[Data records]
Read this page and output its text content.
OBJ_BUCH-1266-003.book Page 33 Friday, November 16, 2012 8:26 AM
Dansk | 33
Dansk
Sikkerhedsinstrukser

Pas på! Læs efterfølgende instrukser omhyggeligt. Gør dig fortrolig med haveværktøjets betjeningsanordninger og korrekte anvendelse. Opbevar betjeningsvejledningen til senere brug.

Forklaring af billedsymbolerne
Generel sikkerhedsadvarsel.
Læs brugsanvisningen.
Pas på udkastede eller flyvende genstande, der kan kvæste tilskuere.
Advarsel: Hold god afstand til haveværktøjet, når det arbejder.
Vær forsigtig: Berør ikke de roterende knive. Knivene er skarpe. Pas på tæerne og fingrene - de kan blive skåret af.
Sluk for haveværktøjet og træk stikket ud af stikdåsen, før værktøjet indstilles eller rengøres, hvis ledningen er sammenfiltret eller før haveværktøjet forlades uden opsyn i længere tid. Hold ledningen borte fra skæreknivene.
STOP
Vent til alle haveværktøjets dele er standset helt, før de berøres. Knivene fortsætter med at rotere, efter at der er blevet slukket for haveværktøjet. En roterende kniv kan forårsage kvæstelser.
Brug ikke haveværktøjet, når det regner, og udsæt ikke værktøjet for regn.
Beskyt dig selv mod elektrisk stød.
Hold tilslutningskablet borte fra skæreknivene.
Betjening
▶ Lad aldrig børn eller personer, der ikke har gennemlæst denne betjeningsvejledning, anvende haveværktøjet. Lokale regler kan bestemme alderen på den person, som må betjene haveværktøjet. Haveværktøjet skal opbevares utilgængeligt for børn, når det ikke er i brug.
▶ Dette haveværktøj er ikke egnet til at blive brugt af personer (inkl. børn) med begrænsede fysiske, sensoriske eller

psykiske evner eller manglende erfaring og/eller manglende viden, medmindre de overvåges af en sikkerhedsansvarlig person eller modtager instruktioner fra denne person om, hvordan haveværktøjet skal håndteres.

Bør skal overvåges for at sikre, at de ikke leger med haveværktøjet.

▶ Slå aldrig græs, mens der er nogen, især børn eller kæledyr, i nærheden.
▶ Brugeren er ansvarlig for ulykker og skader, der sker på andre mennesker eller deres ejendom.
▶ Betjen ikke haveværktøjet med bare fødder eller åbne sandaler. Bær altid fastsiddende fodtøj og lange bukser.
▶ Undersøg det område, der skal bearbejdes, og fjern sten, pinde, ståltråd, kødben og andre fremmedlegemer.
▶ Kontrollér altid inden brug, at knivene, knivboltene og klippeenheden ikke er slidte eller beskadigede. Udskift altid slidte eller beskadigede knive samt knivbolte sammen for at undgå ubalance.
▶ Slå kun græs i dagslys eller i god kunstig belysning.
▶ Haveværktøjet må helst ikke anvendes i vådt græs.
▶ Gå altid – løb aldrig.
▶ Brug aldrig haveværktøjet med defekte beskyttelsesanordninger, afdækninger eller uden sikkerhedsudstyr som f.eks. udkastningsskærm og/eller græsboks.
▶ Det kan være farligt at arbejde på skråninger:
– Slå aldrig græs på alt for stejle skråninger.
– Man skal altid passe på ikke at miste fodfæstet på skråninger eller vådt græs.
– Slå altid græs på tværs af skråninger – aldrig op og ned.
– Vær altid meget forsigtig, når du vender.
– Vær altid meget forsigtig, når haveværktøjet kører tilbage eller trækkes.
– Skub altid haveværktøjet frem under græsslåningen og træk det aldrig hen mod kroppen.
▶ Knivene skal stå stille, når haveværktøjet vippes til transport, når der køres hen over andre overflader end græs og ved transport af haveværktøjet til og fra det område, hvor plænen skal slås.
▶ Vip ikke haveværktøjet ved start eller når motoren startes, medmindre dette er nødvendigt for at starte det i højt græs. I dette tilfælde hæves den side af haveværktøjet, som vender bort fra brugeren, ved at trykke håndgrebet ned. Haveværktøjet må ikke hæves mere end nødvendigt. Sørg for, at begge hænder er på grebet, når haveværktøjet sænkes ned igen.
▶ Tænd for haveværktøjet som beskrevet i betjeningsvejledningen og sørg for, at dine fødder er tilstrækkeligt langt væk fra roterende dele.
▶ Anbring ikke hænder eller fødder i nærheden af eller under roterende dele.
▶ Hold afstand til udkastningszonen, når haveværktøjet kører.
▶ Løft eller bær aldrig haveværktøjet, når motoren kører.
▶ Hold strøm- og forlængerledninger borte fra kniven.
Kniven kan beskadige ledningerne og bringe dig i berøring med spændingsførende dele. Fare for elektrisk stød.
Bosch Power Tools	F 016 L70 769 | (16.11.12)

> **Exercise task**
Write out the whole listing exactly.

> **Expected answer**
Read this page and output its text content.
OBJ_BUCH-1266-003.book Page 33 Friday, November 16, 2012 8:26 AM
Dansk | 33
Dansk
Sikkerhedsinstrukser

Pas på! Læs efterfølgende instrukser omhyggeligt. Gør dig fortrolig med haveværktøjets betjeningsanordninger og korrekte anvendelse. Opbevar betjeningsvejledningen til senere brug.

Forklaring af billedsymbolerne
Generel sikkerhedsadvarsel.
Læs brugsanvisningen.
Pas på udkastede eller flyvende genstande, der kan kvæste tilskuere.
Advarsel: Hold god afstand til haveværktøjet, når det arbejder.
Vær forsigtig: Berør ikke de roterende knive. Knivene er skarpe. Pas på tæerne og fingrene - de kan blive skåret af.
Sluk for haveværktøjet og træk stikket ud af stikdåsen, før værktøjet indstilles eller rengøres, hvis ledningen er sammenfiltret eller før haveværktøjet forlades uden opsyn i længere tid. Hold ledningen borte fra skæreknivene.
STOP
Vent til alle haveværktøjets dele er standset helt, før de berøres. Knivene fortsætter med at rotere, efter at der er blevet slukket for haveværktøjet. En roterende kniv kan forårsage kvæstelser.
Brug ikke haveværktøjet, når det regner, og udsæt ikke værktøjet for regn.
Beskyt dig selv mod elektrisk stød.
Hold tilslutningskablet borte fra skæreknivene.
Betjening
▶ Lad aldrig børn eller personer, der ikke har gennemlæst denne betjeningsvejledning, anvende haveværktøjet. Lokale regler kan bestemme alderen på den person, som må betjene haveværktøjet. Haveværktøjet skal opbevares utilgængeligt for børn, når det ikke er i brug.
▶ Dette haveværktøj er ikke egnet til at blive brugt af personer (inkl. børn) med begrænsede fysiske, sensoriske eller

psykiske evner eller manglende erfaring og/eller manglende viden, medmindre de overvåges af en sikkerhedsansvarlig person eller modtager instruktioner fra denne person om, hvordan haveværktøjet skal håndteres.

Bør skal overvåges for at sikre, at de ikke leger med haveværktøjet.

▶ Slå aldrig græs, mens der er nogen, især børn eller kæledyr, i nærheden.
▶ Brugeren er ansvarlig for ulykker og skader, der sker på andre mennesker eller deres ejendom.
▶ Betjen ikke haveværktøjet med bare fødder eller åbne sandaler. Bær altid fastsiddende fodtøj og lange bukser.
▶ Undersøg det område, der skal bearbejdes, og fjern sten, pinde, ståltråd, kødben og andre fremmedlegemer.
▶ Kontrollér altid inden brug, at knivene, knivboltene og klippeenheden ikke er slidte eller beskadigede. Udskift altid slidte eller beskadigede knive samt knivbolte sammen for at undgå ubalance.
▶ Slå kun græs i dagslys eller i god kunstig belysning.
▶ Haveværktøjet må helst ikke anvendes i vådt græs.
▶ Gå altid – løb aldrig.
▶ Brug aldrig haveværktøjet med defekte beskyttelsesanordninger, afdækninger eller uden sikkerhedsudstyr som f.eks. udkastningsskærm og/eller græsboks.
▶ Det kan være farligt at arbejde på skråninger:
– Slå aldrig græs på alt for stejle skråninger.
– Man skal altid passe på ikke at miste fodfæstet på skråninger eller vådt græs.
– Slå altid græs på tværs af skråninger – aldrig op og ned.
– Vær altid meget forsigtig, når du vender.
– Vær altid meget forsigtig, når haveværktøjet kører tilbage eller trækkes.
– Skub altid haveværktøjet frem under græsslåningen og træk det aldrig hen mod kroppen.
▶ Knivene skal stå stille, når haveværktøjet vippes til transport, når der køres hen over andre overflader end græs og ved transport af haveværktøjet til og fra det område, hvor plænen skal slås.
▶ Vip ikke haveværktøjet ved start eller når motoren startes, medmindre dette er nødvendigt for at starte det i højt græs. I dette tilfælde hæves den side af haveværktøjet, som vender bort fra brugeren, ved at trykke håndgrebet ned. Haveværktøjet må ikke hæves mere end nødvendigt. Sørg for, at begge hænder er på grebet, når haveværktøjet sænkes ned igen.
▶ Tænd for haveværktøjet som beskrevet i betjeningsvejledningen og sørg for, at dine fødder er tilstrækkeligt langt væk fra roterende dele.
▶ Anbring ikke hænder eller fødder i nærheden af eller under roterende dele.
▶ Hold afstand til udkastningszonen, når haveværktøjet kører.
▶ Løft eller bær aldrig haveværktøjet, når motoren kører.
▶ Hold strøm- og forlængerledninger borte fra kniven.
Kniven kan beskadige ledningerne og bringe dig i berøring med spændingsførende dele. Fare for elektrisk stød.
Bosch Power Tools	F 016 L70 769 | (16.11.12)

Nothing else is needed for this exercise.